Return each line that holds the word "data".
____________
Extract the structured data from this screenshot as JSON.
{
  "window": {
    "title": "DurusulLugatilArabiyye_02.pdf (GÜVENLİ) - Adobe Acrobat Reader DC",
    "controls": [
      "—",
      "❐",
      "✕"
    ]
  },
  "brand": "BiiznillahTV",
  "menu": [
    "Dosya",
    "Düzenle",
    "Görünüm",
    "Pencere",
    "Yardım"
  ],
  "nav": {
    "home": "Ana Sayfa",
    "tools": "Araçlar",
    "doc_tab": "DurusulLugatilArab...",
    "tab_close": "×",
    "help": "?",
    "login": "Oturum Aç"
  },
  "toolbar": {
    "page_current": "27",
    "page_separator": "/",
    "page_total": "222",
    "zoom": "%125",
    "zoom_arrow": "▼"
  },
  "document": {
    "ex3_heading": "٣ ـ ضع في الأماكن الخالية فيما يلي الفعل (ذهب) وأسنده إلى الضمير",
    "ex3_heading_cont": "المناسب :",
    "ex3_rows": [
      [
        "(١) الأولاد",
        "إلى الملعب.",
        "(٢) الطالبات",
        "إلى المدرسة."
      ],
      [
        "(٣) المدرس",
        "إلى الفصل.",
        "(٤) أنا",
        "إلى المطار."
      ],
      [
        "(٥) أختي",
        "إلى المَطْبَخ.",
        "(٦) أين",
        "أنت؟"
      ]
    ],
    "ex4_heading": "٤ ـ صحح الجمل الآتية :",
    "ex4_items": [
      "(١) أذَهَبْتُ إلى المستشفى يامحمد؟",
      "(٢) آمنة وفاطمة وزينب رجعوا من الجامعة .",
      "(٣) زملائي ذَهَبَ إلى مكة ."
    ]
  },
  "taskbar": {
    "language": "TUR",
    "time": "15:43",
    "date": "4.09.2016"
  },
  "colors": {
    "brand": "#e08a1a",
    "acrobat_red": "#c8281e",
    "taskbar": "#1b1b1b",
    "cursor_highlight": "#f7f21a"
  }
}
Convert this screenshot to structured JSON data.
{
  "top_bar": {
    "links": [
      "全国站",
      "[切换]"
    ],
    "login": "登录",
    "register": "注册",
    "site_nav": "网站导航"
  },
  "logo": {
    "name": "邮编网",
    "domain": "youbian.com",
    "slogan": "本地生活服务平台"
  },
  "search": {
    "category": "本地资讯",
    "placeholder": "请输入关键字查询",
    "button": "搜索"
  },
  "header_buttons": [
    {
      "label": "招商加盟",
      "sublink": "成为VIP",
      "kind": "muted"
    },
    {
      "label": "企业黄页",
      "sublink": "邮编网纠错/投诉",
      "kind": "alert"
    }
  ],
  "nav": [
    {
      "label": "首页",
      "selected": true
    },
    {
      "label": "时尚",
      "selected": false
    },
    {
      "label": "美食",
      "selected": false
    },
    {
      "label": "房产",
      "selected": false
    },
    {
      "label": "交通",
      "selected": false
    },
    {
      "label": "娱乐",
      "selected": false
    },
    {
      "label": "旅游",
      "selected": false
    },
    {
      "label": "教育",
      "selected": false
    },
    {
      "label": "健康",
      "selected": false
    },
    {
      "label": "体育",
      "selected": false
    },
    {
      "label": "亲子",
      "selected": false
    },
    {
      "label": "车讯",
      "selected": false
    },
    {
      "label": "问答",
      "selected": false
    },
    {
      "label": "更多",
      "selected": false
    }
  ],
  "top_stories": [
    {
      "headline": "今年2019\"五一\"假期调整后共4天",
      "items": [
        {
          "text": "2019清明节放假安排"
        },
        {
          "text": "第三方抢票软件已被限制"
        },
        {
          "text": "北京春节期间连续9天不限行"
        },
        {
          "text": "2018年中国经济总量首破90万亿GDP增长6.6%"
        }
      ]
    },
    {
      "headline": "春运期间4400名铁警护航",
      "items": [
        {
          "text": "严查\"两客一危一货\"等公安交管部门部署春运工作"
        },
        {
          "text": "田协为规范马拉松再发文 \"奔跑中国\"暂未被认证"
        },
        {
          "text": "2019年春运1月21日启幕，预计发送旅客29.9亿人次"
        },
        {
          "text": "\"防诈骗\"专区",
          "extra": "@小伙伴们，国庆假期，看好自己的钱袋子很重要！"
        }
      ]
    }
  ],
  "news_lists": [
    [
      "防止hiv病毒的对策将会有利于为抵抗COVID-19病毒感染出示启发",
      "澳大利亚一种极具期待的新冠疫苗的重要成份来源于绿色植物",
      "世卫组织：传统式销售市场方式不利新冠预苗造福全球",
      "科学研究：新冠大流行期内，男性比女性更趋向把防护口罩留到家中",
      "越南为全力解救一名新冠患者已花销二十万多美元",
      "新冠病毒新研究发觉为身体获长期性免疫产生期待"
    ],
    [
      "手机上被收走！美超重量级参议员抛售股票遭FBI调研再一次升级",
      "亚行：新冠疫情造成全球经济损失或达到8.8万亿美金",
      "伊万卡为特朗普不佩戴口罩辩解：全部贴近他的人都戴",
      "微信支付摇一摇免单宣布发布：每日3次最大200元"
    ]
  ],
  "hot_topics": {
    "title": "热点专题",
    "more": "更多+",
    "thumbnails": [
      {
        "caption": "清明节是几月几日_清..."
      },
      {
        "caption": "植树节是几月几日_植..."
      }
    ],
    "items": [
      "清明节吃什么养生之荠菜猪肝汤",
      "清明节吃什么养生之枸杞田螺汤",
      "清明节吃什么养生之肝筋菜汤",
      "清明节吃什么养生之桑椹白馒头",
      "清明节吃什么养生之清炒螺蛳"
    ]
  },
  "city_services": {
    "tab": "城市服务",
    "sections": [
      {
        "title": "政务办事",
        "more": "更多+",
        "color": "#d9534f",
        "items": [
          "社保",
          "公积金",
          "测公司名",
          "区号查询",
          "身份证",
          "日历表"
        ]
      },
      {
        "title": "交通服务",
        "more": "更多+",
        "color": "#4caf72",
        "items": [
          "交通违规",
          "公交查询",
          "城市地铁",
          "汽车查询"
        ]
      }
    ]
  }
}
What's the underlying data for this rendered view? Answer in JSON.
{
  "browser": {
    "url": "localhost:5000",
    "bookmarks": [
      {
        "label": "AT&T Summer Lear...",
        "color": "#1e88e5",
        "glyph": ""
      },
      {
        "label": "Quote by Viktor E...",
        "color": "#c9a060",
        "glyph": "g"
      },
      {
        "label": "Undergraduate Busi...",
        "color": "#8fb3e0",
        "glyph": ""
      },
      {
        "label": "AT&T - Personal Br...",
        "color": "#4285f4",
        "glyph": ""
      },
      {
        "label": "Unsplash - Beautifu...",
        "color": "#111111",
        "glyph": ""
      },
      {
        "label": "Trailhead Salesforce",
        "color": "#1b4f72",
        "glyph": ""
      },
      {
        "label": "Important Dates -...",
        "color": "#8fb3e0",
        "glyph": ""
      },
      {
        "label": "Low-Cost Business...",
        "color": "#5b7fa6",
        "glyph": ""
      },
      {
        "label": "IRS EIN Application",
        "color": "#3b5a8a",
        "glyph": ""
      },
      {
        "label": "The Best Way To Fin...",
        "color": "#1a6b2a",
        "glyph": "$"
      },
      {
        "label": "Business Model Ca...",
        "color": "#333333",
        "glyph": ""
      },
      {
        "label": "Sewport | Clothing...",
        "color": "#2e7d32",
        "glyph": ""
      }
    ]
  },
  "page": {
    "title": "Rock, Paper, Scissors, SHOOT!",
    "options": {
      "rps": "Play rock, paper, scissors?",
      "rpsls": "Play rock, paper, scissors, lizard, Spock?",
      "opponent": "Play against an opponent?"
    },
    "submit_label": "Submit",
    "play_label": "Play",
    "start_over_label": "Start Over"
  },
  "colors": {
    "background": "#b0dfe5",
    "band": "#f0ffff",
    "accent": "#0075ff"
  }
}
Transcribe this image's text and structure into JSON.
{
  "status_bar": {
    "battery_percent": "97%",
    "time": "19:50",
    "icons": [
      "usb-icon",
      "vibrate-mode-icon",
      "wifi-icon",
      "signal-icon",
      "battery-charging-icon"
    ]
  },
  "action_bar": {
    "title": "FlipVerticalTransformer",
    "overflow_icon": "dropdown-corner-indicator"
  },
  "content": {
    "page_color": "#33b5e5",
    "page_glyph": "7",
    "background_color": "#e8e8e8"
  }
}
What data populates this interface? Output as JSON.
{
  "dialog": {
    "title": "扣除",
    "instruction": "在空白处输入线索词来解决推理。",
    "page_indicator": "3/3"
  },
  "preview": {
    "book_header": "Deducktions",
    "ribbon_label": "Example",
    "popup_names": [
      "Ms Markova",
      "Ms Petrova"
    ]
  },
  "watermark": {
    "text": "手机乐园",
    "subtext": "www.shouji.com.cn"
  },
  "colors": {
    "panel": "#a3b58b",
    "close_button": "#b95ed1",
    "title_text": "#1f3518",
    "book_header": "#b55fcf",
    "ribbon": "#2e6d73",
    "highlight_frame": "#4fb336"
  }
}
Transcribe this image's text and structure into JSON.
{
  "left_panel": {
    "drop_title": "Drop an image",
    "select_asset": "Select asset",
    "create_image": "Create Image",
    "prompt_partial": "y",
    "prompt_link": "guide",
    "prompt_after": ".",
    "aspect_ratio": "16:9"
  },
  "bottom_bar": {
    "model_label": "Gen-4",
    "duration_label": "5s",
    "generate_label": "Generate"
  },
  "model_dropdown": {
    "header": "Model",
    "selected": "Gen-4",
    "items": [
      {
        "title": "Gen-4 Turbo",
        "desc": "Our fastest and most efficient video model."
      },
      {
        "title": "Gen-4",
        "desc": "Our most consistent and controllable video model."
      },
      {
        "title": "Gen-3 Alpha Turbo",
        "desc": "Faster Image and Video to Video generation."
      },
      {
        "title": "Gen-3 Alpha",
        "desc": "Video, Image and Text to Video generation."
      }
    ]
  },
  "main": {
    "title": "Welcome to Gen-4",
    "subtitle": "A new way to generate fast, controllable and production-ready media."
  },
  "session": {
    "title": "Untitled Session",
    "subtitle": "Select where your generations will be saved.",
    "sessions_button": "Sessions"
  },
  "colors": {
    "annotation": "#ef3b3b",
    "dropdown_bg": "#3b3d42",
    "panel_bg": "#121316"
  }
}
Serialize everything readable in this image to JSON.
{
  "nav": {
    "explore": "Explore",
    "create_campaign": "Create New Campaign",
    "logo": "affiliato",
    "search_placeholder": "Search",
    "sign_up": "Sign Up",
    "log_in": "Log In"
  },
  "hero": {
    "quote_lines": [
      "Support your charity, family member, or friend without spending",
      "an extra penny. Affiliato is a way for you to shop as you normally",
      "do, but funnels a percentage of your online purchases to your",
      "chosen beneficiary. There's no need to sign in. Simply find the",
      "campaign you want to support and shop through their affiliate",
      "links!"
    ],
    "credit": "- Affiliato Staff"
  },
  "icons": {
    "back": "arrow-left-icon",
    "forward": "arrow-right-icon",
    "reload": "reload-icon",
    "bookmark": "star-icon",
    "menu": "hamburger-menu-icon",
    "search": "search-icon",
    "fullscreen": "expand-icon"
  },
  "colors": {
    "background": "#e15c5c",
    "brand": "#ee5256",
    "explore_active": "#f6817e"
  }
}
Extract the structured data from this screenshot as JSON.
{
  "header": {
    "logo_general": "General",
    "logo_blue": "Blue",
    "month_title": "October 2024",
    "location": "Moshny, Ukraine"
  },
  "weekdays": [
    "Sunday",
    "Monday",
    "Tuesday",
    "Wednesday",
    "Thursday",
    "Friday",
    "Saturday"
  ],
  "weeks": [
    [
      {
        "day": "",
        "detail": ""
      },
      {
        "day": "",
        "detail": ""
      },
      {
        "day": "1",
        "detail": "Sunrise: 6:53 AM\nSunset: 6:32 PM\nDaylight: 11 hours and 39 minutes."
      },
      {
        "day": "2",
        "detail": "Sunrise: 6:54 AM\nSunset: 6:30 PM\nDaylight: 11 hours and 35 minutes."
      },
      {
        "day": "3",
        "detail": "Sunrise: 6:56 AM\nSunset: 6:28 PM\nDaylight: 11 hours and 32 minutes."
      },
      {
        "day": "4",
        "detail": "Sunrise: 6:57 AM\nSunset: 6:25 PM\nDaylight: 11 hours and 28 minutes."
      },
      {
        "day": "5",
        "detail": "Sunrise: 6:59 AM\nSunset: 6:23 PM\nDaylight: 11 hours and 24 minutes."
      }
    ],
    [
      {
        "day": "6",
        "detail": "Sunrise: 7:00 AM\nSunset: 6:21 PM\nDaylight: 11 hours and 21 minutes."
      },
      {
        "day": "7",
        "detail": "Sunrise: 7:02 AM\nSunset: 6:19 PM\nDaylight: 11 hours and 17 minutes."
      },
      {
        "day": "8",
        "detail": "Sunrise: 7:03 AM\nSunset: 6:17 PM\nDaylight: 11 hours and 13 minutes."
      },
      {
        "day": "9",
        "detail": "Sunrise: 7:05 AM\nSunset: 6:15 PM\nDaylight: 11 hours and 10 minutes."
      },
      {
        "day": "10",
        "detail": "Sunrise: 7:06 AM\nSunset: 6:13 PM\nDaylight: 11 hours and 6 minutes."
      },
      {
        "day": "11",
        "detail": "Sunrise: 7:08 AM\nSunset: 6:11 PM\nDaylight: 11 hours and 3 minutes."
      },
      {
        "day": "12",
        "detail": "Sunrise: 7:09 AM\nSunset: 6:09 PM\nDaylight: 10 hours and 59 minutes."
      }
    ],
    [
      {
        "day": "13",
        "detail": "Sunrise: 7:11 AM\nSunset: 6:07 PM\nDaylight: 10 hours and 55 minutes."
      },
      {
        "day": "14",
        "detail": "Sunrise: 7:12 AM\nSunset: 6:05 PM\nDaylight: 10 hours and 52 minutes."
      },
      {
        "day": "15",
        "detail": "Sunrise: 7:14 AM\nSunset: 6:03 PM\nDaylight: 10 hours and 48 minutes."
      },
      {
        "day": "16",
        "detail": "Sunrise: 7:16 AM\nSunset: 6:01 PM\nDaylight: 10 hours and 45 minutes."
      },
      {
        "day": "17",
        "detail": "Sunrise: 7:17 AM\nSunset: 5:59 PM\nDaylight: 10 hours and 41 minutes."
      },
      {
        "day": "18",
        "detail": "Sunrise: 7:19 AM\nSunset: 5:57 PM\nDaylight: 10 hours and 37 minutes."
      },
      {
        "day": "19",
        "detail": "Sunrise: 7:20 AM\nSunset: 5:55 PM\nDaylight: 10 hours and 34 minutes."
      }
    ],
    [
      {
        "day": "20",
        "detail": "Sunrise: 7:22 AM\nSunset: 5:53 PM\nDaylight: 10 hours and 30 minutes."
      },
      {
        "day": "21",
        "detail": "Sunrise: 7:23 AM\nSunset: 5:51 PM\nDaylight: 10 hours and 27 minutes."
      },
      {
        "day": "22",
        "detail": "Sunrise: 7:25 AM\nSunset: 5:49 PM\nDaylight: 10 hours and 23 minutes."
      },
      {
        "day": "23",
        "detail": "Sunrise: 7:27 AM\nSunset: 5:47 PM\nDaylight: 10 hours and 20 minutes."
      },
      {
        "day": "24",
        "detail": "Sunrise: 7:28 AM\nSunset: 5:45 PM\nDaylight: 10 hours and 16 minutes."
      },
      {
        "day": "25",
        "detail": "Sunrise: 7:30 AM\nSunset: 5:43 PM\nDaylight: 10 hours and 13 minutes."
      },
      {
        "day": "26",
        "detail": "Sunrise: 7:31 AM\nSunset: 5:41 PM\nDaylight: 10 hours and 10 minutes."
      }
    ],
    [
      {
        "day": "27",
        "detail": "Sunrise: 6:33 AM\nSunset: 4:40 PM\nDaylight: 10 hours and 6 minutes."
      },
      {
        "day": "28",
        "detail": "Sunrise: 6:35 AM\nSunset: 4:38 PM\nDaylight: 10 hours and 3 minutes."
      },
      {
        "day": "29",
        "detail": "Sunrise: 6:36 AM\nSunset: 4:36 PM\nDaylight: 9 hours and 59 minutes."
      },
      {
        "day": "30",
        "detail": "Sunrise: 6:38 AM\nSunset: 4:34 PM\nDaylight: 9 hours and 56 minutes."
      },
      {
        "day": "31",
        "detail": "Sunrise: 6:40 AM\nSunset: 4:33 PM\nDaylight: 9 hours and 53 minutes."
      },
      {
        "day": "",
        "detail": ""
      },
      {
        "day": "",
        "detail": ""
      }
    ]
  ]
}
____________
**Solved exercise**.
Extract the structured data from this screenshot as JSON.
Convert this screenshot to structured JSON data.
What's the underlying data for this rendered view? Answer in JSON.
What data populates this interface? Output as JSON.
Extract the structured data from this screenshot as JSON.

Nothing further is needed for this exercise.